_Given task_. Examine the entries below, count the lines holding the string "your", and respond with the number only.

A block of data:
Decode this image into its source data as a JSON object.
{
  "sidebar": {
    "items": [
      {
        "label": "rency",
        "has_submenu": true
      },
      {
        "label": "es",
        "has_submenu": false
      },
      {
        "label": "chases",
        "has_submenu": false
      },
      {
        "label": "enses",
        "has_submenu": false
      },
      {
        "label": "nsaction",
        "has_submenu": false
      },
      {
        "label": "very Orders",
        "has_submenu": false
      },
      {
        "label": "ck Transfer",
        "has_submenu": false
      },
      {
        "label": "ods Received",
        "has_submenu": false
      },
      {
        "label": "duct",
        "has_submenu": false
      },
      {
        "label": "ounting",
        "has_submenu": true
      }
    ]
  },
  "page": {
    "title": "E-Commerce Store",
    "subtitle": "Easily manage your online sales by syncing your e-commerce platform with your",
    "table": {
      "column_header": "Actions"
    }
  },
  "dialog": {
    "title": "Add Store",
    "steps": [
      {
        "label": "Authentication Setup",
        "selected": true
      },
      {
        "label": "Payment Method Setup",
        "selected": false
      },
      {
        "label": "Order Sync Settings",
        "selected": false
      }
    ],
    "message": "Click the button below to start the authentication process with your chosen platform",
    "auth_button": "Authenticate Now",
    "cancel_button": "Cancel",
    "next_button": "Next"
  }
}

_The completed task_. 2